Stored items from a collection
-- start --

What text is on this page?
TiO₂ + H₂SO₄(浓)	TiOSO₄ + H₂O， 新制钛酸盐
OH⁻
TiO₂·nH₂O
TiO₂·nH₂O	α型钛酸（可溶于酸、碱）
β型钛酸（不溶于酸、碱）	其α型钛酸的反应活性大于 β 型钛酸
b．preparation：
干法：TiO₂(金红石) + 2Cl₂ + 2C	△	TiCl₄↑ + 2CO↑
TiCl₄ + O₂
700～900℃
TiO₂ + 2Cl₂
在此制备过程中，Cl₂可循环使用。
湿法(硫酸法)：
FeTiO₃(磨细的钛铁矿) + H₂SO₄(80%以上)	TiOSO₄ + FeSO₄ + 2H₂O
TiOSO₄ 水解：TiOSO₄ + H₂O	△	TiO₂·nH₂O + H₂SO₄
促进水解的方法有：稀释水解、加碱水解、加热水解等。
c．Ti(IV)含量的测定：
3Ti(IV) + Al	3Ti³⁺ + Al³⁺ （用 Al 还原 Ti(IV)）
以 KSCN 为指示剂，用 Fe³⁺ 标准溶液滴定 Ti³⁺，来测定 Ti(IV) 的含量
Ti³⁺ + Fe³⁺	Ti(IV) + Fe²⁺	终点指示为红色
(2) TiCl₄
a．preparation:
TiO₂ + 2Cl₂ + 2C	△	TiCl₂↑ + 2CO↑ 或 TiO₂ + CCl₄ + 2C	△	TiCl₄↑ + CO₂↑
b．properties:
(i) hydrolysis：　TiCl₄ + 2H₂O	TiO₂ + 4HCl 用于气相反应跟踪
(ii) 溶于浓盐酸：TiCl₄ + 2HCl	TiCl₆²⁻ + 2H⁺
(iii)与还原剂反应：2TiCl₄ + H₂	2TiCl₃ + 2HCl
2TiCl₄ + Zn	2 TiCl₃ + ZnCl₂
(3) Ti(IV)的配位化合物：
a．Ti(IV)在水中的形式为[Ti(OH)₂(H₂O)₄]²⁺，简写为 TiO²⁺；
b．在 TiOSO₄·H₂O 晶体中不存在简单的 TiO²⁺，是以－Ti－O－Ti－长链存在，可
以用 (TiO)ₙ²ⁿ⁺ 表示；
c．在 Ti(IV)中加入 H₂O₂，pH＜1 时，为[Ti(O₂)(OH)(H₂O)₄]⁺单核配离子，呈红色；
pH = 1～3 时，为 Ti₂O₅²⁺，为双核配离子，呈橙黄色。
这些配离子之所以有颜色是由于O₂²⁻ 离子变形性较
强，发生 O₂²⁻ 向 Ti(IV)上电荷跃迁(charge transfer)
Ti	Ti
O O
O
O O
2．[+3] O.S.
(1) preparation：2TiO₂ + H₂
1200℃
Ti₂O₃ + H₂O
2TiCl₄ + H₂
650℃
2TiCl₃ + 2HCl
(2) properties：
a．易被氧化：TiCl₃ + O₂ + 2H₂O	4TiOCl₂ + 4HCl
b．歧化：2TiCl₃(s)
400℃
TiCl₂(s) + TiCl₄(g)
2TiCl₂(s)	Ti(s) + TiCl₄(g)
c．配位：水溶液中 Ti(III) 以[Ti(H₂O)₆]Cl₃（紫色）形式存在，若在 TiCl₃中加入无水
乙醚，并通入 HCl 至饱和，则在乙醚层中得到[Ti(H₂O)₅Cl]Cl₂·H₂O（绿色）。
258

-- end --

Written instruction: State only the count of lines above that hold the string "preparation".

Reply: 3